STATED GOAL
Repeat the records exactly. Every line must match.

[begin DATA SECTION]

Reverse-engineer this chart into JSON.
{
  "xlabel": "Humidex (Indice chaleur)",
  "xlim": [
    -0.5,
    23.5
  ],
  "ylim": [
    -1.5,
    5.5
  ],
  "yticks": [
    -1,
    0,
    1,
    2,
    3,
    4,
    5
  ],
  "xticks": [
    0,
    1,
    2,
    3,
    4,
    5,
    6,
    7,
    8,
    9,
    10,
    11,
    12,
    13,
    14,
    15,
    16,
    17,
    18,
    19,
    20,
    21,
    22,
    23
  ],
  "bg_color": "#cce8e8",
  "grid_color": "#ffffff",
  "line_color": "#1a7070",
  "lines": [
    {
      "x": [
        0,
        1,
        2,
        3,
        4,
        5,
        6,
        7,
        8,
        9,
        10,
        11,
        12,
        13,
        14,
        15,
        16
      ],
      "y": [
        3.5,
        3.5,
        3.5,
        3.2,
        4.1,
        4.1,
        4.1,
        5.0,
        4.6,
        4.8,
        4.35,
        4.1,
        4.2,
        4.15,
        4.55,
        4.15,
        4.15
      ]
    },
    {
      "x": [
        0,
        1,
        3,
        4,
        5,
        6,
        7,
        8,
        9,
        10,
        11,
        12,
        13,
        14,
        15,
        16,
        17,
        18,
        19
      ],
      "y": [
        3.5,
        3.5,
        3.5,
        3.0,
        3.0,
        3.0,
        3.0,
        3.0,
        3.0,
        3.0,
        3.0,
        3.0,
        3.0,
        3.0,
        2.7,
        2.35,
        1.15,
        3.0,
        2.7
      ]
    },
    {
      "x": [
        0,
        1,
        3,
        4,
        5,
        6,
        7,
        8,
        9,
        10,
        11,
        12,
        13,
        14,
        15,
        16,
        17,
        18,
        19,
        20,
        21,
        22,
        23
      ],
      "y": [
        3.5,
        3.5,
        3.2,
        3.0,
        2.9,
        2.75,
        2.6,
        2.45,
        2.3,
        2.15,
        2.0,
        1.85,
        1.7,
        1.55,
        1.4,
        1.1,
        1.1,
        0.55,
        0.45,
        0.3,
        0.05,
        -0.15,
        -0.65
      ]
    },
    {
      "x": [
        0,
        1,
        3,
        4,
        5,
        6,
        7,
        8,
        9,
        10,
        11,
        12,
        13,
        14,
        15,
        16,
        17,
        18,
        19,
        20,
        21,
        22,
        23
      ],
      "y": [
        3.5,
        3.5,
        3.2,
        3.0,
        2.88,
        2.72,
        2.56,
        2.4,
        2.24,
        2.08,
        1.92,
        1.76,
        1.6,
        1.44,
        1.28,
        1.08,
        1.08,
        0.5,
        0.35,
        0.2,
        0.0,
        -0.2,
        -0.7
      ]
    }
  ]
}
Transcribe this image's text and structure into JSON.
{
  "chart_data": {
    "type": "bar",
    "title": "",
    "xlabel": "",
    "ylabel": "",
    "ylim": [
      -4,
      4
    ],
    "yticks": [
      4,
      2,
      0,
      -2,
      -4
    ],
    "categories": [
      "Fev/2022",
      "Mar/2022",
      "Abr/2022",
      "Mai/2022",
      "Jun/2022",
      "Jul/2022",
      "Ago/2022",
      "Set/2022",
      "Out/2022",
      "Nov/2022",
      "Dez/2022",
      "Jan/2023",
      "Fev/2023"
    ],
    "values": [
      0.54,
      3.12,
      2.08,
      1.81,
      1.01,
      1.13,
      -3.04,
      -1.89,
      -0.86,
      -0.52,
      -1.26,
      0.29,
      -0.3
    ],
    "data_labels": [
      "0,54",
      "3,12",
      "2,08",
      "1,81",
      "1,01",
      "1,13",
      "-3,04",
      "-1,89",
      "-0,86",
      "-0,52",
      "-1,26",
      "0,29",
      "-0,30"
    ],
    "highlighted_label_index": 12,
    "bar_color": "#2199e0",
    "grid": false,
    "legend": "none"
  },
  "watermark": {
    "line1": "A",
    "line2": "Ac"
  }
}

[end DATA SECTION]

TASK OUTPUT
Reverse-engineer this chart into JSON.
{
  "xlabel": "Humidex (Indice chaleur)",
  "xlim": [
    -0.5,
    23.5
  ],
  "ylim": [
    -1.5,
    5.5
  ],
  "yticks": [
    -1,
    0,
    1,
    2,
    3,
    4,
    5
  ],
  "xticks": [
    0,
    1,
    2,
    3,
    4,
    5,
    6,
    7,
    8,
    9,
    10,
    11,
    12,
    13,
    14,
    15,
    16,
    17,
    18,
    19,
    20,
    21,
    22,
    23
  ],
  "bg_color": "#cce8e8",
  "grid_color": "#ffffff",
  "line_color": "#1a7070",
  "lines": [
    {
      "x": [
        0,
        1,
        2,
        3,
        4,
        5,
        6,
        7,
        8,
        9,
        10,
        11,
        12,
        13,
        14,
        15,
        16
      ],
      "y": [
        3.5,
        3.5,
        3.5,
        3.2,
        4.1,
        4.1,
        4.1,
        5.0,
        4.6,
        4.8,
        4.35,
        4.1,
        4.2,
        4.15,
        4.55,
        4.15,
        4.15
      ]
    },
    {
      "x": [
        0,
        1,
        3,
        4,
        5,
        6,
        7,
        8,
        9,
        10,
        11,
        12,
        13,
        14,
        15,
        16,
        17,
        18,
        19
      ],
      "y": [
        3.5,
        3.5,
        3.5,
        3.0,
        3.0,
        3.0,
        3.0,
        3.0,
        3.0,
        3.0,
        3.0,
        3.0,
        3.0,
        3.0,
        2.7,
        2.35,
        1.15,
        3.0,
        2.7
      ]
    },
    {
      "x": [
        0,
        1,
        3,
        4,
        5,
        6,
        7,
        8,
        9,
        10,
        11,
        12,
        13,
        14,
        15,
        16,
        17,
        18,
        19,
        20,
        21,
        22,
        23
      ],
      "y": [
        3.5,
        3.5,
        3.2,
        3.0,
        2.9,
        2.75,
        2.6,
        2.45,
        2.3,
        2.15,
        2.0,
        1.85,
        1.7,
        1.55,
        1.4,
        1.1,
        1.1,
        0.55,
        0.45,
        0.3,
        0.05,
        -0.15,
        -0.65
      ]
    },
    {
      "x": [
        0,
        1,
        3,
        4,
        5,
        6,
        7,
        8,
        9,
        10,
        11,
        12,
        13,
        14,
        15,
        16,
        17,
        18,
        19,
        20,
        21,
        22,
        23
      ],
      "y": [
        3.5,
        3.5,
        3.2,
        3.0,
        2.88,
        2.72,
        2.56,
        2.4,
        2.24,
        2.08,
        1.92,
        1.76,
        1.6,
        1.44,
        1.28,
        1.08,
        1.08,
        0.5,
        0.35,
        0.2,
        0.0,
        -0.2,
        -0.7
      ]
    }
  ]
}
Transcribe this image's text and structure into JSON.
{
  "chart_data": {
    "type": "bar",
    "title": "",
    "xlabel": "",
    "ylabel": "",
    "ylim": [
      -4,
      4
    ],
    "yticks": [
      4,
      2,
      0,
      -2,
      -4
    ],
    "categories": [
      "Fev/2022",
      "Mar/2022",
      "Abr/2022",
      "Mai/2022",
      "Jun/2022",
      "Jul/2022",
      "Ago/2022",
      "Set/2022",
      "Out/2022",
      "Nov/2022",
      "Dez/2022",
      "Jan/2023",
      "Fev/2023"
    ],
    "values": [
      0.54,
      3.12,
      2.08,
      1.81,
      1.01,
      1.13,
      -3.04,
      -1.89,
      -0.86,
      -0.52,
      -1.26,
      0.29,
      -0.3
    ],
    "data_labels": [
      "0,54",
      "3,12",
      "2,08",
      "1,81",
      "1,01",
      "1,13",
      "-3,04",
      "-1,89",
      "-0,86",
      "-0,52",
      "-1,26",
      "0,29",
      "-0,30"
    ],
    "highlighted_label_index": 12,
    "bar_color": "#2199e0",
    "grid": false,
    "legend": "none"
  },
  "watermark": {
    "line1": "A",
    "line2": "Ac"
  }
}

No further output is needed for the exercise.